▸ GIVEN REQUEST
Every line below that contains "iodoform" is to be copied.

▸ DATASET
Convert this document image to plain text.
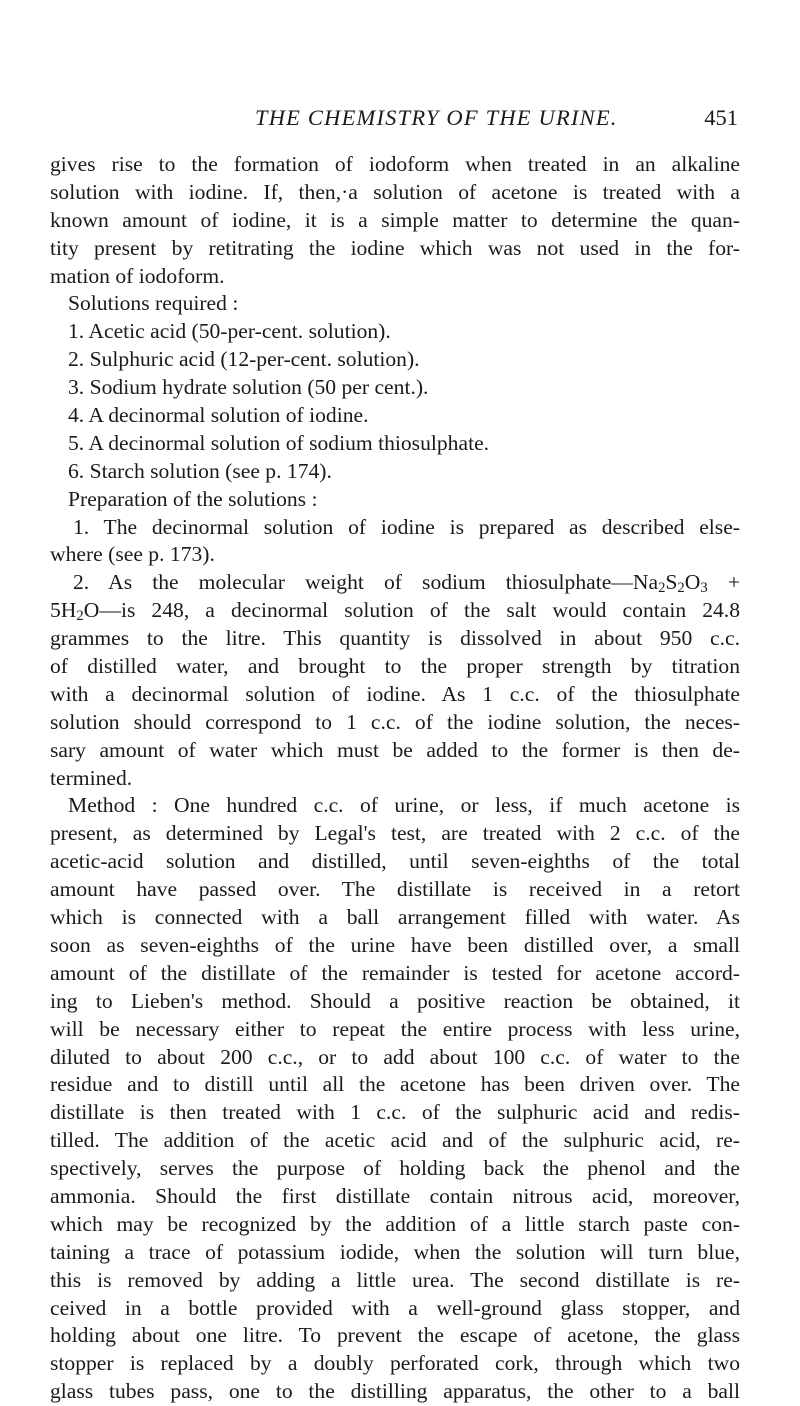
THE CHEMISTRY OF THE URINE.	451
gives rise to the formation of iodoform when treated in an alkaline
solution with iodine. If, then,·a solution of acetone is treated with a
known amount of iodine, it is a simple matter to determine the quan-
tity present by retitrating the iodine which was not used in the for-
mation of iodoform.
Solutions required :
1. Acetic acid (50-per-cent. solution).
2. Sulphuric acid (12-per-cent. solution).
3. Sodium hydrate solution (50 per cent.).
4. A decinormal solution of iodine.
5. A decinormal solution of sodium thiosulphate.
6. Starch solution (see p. 174).
Preparation of the solutions :
1. The decinormal solution of iodine is prepared as described else-
where (see p. 173).
2. As the molecular weight of sodium $thiosulphate—Na_2S_2O_3$ +
$5H_2O—is$ 248, a decinormal solution of the salt would contain 24.8
grammes to the litre. This quantity is dissolved in about 950 c.c.
of distilled water, and brought to the proper strength by titration
with a decinormal solution of iodine. As 1 c.c. of the thiosulphate
solution should correspond to 1 c.c. of the iodine solution, the neces-
sary amount of water which must be added to the former is then de-
termined.
Method : One hundred c.c. of urine, or less, if much acetone is
present, as determined by Legal's test, are treated with 2 c.c. of the
acetic-acid solution and distilled, until seven-eighths of the total
amount have passed over. The distillate is received in a retort
which is connected with a ball arrangement filled with water. As
soon as seven-eighths of the urine have been distilled over, a small
amount of the distillate of the remainder is tested for acetone accord-
ing to Lieben's method. Should a positive reaction be obtained, it
will be necessary either to repeat the entire process with less urine,
diluted to about 200 c.c., or to add about 100 c.c. of water to the
residue and to distill until all the acetone has been driven over. The
distillate is then treated with 1 c.c. of the sulphuric acid and redis-
tilled. The addition of the acetic acid and of the sulphuric acid, re-
spectively, serves the purpose of holding back the phenol and the
ammonia. Should the first distillate contain nitrous acid, moreover,
which may be recognized by the addition of a little starch paste con-
taining a trace of potassium iodide, when the solution will turn blue,
this is removed by adding a little urea. The second distillate is re-
ceived in a bottle provided with a well-ground glass stopper, and
holding about one litre. To prevent the escape of acetone, the glass
stopper is replaced by a doubly perforated cork, through which two
glass tubes pass, one to the distilling apparatus, the other to a ball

▸ WRITTEN SOLUTION
gives rise to the formation of iodoform when treated in an alkaline
mation of iodoform.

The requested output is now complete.